_Do this_.
Report the total number of lines that include the string "document", without any other text.

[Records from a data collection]
######

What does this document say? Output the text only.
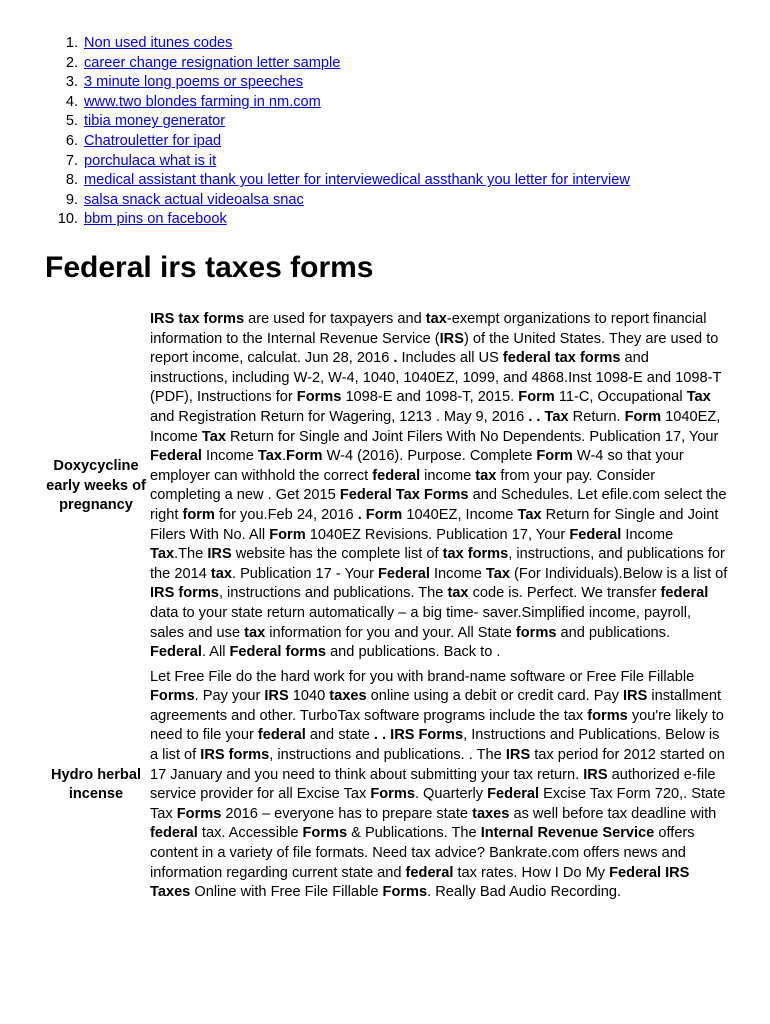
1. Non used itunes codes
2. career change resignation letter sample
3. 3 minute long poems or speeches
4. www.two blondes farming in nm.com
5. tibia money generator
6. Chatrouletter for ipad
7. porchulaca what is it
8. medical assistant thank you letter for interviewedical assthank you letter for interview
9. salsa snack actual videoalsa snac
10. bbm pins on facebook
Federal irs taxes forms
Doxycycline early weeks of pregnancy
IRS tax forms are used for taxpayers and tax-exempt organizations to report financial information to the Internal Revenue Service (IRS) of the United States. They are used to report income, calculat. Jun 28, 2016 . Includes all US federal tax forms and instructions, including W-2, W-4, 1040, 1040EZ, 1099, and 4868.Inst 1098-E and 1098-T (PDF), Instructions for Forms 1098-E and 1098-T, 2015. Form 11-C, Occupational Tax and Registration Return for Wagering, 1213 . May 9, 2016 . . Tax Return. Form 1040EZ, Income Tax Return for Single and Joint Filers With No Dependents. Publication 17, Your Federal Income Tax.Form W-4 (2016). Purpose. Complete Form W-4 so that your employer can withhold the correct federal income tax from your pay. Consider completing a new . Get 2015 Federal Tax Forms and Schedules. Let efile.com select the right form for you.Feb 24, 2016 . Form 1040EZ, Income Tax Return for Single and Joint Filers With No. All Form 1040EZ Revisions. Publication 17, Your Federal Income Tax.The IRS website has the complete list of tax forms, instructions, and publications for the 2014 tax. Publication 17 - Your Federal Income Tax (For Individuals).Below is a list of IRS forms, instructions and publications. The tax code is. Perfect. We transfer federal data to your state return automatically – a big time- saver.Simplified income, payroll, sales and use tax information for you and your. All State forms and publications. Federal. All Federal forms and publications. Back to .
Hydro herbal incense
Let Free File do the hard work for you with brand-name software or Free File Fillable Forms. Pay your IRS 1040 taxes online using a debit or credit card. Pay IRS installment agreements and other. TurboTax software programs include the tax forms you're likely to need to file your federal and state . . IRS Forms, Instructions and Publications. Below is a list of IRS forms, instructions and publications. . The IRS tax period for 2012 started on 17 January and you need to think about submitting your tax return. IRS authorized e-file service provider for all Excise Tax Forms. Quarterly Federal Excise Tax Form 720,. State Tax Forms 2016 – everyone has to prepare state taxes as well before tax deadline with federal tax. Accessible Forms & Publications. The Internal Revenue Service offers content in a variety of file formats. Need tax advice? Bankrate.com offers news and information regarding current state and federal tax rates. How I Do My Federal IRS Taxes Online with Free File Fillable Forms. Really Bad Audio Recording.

######

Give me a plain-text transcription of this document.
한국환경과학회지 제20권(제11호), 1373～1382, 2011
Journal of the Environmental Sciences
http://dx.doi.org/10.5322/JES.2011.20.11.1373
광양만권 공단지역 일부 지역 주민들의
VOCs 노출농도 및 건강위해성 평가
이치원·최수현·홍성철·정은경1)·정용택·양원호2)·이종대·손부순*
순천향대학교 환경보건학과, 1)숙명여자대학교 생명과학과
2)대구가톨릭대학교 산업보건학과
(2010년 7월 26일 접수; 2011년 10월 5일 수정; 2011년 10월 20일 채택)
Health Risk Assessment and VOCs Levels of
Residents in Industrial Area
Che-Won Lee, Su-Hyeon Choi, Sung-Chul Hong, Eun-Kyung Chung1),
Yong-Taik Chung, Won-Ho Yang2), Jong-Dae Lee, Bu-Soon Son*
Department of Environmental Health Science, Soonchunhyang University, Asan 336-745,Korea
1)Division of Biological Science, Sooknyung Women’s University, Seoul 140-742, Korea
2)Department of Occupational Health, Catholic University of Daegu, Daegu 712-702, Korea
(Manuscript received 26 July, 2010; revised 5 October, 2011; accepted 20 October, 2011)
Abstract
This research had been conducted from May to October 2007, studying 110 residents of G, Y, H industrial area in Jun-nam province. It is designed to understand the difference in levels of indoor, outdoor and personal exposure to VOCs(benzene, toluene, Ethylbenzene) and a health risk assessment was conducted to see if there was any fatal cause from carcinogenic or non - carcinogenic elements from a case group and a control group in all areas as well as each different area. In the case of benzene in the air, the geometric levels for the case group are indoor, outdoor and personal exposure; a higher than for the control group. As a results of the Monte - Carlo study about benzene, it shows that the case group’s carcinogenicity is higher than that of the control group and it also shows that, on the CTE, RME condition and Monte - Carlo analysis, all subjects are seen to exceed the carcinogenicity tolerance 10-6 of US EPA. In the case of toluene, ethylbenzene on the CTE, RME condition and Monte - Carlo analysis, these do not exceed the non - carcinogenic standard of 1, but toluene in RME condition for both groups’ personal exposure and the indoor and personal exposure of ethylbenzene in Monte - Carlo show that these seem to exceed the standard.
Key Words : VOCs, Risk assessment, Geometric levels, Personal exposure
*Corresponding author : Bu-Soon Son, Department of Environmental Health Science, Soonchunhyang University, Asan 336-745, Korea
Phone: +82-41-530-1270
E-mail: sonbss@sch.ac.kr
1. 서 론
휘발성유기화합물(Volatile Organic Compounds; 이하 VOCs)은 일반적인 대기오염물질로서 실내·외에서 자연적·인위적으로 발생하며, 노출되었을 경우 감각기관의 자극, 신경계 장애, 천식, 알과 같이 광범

######

_Correct answer_.
2